◆ **Figure record extracts**:
>> Begin

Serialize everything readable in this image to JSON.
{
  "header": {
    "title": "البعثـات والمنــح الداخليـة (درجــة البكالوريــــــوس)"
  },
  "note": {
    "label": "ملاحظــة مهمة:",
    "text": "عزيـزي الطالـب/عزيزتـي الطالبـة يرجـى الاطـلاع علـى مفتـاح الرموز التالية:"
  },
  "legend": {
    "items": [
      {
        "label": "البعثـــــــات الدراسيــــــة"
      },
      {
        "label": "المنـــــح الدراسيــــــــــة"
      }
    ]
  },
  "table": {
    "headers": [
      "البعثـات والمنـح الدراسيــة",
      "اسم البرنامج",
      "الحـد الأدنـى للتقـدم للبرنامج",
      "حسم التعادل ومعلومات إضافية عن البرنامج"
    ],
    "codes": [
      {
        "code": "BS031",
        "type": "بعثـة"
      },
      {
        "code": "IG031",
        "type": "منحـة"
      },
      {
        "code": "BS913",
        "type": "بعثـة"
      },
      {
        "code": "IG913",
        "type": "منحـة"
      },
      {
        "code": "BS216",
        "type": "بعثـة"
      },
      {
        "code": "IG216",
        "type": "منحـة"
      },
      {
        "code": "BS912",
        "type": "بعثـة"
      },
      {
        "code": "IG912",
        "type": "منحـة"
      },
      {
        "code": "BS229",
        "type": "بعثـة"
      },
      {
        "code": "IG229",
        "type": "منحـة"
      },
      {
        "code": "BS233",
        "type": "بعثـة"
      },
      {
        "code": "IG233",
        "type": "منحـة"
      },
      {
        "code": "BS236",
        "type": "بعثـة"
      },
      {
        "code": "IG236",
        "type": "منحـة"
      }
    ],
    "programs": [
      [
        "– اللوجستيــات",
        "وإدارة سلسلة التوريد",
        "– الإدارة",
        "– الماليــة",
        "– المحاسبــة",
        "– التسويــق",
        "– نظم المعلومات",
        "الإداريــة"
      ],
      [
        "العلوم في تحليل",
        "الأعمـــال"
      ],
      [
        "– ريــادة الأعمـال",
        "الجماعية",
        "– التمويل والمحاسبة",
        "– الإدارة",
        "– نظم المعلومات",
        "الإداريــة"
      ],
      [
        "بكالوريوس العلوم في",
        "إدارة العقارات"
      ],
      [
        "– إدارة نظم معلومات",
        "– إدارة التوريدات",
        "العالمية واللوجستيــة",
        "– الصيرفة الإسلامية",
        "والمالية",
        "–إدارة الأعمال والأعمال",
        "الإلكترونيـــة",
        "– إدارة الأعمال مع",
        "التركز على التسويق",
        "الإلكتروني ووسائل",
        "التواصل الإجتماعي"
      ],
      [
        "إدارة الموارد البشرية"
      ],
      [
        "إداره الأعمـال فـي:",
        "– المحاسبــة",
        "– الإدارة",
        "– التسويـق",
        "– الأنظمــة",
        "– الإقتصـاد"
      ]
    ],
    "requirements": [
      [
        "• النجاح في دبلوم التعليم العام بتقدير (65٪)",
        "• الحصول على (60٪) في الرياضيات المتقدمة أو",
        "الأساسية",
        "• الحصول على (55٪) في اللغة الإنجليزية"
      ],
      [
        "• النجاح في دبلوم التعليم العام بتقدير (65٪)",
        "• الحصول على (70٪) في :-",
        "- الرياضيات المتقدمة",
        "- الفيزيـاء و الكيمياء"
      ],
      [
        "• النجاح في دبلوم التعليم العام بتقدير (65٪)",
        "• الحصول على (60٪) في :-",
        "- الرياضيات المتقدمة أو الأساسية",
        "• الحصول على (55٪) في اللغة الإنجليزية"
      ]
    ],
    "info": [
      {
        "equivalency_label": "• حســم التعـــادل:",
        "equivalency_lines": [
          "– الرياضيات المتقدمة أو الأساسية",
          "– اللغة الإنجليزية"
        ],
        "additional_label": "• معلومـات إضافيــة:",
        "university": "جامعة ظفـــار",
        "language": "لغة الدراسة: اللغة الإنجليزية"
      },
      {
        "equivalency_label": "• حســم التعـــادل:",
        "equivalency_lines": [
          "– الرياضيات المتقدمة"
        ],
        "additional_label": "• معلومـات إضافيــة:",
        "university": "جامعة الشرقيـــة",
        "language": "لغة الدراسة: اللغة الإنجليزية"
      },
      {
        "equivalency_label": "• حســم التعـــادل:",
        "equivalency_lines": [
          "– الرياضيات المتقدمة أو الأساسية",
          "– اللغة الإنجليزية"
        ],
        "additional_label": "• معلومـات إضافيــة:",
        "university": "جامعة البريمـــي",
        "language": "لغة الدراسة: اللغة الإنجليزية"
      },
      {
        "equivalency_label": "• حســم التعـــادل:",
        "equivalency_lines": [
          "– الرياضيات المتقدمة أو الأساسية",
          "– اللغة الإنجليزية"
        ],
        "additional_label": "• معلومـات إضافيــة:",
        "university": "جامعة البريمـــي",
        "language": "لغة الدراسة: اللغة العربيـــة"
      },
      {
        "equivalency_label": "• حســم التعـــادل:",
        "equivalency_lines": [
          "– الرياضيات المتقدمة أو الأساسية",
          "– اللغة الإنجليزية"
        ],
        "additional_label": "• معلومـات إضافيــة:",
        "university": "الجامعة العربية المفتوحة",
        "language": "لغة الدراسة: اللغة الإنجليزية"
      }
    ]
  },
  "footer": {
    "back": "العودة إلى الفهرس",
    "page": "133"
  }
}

>> End

◆ **WHAT YOU WILL DO**: Word for word, restate all of the data shown above.

◆ **COMPLETE ANSWER**:
Serialize everything readable in this image to JSON.
{
  "header": {
    "title": "البعثـات والمنــح الداخليـة (درجــة البكالوريــــــوس)"
  },
  "note": {
    "label": "ملاحظــة مهمة:",
    "text": "عزيـزي الطالـب/عزيزتـي الطالبـة يرجـى الاطـلاع علـى مفتـاح الرموز التالية:"
  },
  "legend": {
    "items": [
      {
        "label": "البعثـــــــات الدراسيــــــة"
      },
      {
        "label": "المنـــــح الدراسيــــــــــة"
      }
    ]
  },
  "table": {
    "headers": [
      "البعثـات والمنـح الدراسيــة",
      "اسم البرنامج",
      "الحـد الأدنـى للتقـدم للبرنامج",
      "حسم التعادل ومعلومات إضافية عن البرنامج"
    ],
    "codes": [
      {
        "code": "BS031",
        "type": "بعثـة"
      },
      {
        "code": "IG031",
        "type": "منحـة"
      },
      {
        "code": "BS913",
        "type": "بعثـة"
      },
      {
        "code": "IG913",
        "type": "منحـة"
      },
      {
        "code": "BS216",
        "type": "بعثـة"
      },
      {
        "code": "IG216",
        "type": "منحـة"
      },
      {
        "code": "BS912",
        "type": "بعثـة"
      },
      {
        "code": "IG912",
        "type": "منحـة"
      },
      {
        "code": "BS229",
        "type": "بعثـة"
      },
      {
        "code": "IG229",
        "type": "منحـة"
      },
      {
        "code": "BS233",
        "type": "بعثـة"
      },
      {
        "code": "IG233",
        "type": "منحـة"
      },
      {
        "code": "BS236",
        "type": "بعثـة"
      },
      {
        "code": "IG236",
        "type": "منحـة"
      }
    ],
    "programs": [
      [
        "– اللوجستيــات",
        "وإدارة سلسلة التوريد",
        "– الإدارة",
        "– الماليــة",
        "– المحاسبــة",
        "– التسويــق",
        "– نظم المعلومات",
        "الإداريــة"
      ],
      [
        "العلوم في تحليل",
        "الأعمـــال"
      ],
      [
        "– ريــادة الأعمـال",
        "الجماعية",
        "– التمويل والمحاسبة",
        "– الإدارة",
        "– نظم المعلومات",
        "الإداريــة"
      ],
      [
        "بكالوريوس العلوم في",
        "إدارة العقارات"
      ],
      [
        "– إدارة نظم معلومات",
        "– إدارة التوريدات",
        "العالمية واللوجستيــة",
        "– الصيرفة الإسلامية",
        "والمالية",
        "–إدارة الأعمال والأعمال",
        "الإلكترونيـــة",
        "– إدارة الأعمال مع",
        "التركز على التسويق",
        "الإلكتروني ووسائل",
        "التواصل الإجتماعي"
      ],
      [
        "إدارة الموارد البشرية"
      ],
      [
        "إداره الأعمـال فـي:",
        "– المحاسبــة",
        "– الإدارة",
        "– التسويـق",
        "– الأنظمــة",
        "– الإقتصـاد"
      ]
    ],
    "requirements": [
      [
        "• النجاح في دبلوم التعليم العام بتقدير (65٪)",
        "• الحصول على (60٪) في الرياضيات المتقدمة أو",
        "الأساسية",
        "• الحصول على (55٪) في اللغة الإنجليزية"
      ],
      [
        "• النجاح في دبلوم التعليم العام بتقدير (65٪)",
        "• الحصول على (70٪) في :-",
        "- الرياضيات المتقدمة",
        "- الفيزيـاء و الكيمياء"
      ],
      [
        "• النجاح في دبلوم التعليم العام بتقدير (65٪)",
        "• الحصول على (60٪) في :-",
        "- الرياضيات المتقدمة أو الأساسية",
        "• الحصول على (55٪) في اللغة الإنجليزية"
      ]
    ],
    "info": [
      {
        "equivalency_label": "• حســم التعـــادل:",
        "equivalency_lines": [
          "– الرياضيات المتقدمة أو الأساسية",
          "– اللغة الإنجليزية"
        ],
        "additional_label": "• معلومـات إضافيــة:",
        "university": "جامعة ظفـــار",
        "language": "لغة الدراسة: اللغة الإنجليزية"
      },
      {
        "equivalency_label": "• حســم التعـــادل:",
        "equivalency_lines": [
          "– الرياضيات المتقدمة"
        ],
        "additional_label": "• معلومـات إضافيــة:",
        "university": "جامعة الشرقيـــة",
        "language": "لغة الدراسة: اللغة الإنجليزية"
      },
      {
        "equivalency_label": "• حســم التعـــادل:",
        "equivalency_lines": [
          "– الرياضيات المتقدمة أو الأساسية",
          "– اللغة الإنجليزية"
        ],
        "additional_label": "• معلومـات إضافيــة:",
        "university": "جامعة البريمـــي",
        "language": "لغة الدراسة: اللغة الإنجليزية"
      },
      {
        "equivalency_label": "• حســم التعـــادل:",
        "equivalency_lines": [
          "– الرياضيات المتقدمة أو الأساسية",
          "– اللغة الإنجليزية"
        ],
        "additional_label": "• معلومـات إضافيــة:",
        "university": "جامعة البريمـــي",
        "language": "لغة الدراسة: اللغة العربيـــة"
      },
      {
        "equivalency_label": "• حســم التعـــادل:",
        "equivalency_lines": [
          "– الرياضيات المتقدمة أو الأساسية",
          "– اللغة الإنجليزية"
        ],
        "additional_label": "• معلومـات إضافيــة:",
        "university": "الجامعة العربية المفتوحة",
        "language": "لغة الدراسة: اللغة الإنجليزية"
      }
    ]
  },
  "footer": {
    "back": "العودة إلى الفهرس",
    "page": "133"
  }
}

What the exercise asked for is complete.